Do this. Filter the entries, keeping every line with the word "szereg".

Data.
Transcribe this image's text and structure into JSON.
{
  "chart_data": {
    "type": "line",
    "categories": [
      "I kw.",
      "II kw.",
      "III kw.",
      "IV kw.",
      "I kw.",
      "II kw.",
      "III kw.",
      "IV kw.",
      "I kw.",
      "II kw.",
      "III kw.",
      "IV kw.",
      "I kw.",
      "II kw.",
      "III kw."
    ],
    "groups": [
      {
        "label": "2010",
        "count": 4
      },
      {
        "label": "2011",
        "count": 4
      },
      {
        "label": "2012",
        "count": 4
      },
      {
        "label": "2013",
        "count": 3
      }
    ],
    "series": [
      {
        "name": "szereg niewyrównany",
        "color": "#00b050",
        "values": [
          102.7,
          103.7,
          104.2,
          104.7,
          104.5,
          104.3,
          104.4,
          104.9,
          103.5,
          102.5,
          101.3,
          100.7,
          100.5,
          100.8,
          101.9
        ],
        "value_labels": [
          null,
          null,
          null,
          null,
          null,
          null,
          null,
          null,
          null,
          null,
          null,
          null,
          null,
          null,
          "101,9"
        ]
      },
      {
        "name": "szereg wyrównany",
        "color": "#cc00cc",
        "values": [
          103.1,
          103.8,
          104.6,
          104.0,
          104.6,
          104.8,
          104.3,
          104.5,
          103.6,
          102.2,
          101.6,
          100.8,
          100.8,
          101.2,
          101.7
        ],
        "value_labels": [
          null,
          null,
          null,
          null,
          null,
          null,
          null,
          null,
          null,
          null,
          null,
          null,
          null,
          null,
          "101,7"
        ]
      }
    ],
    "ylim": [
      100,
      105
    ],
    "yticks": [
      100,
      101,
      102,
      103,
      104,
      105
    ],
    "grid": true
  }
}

Response.
        "name": "szereg niewyrównany",
        "name": "szereg wyrównany",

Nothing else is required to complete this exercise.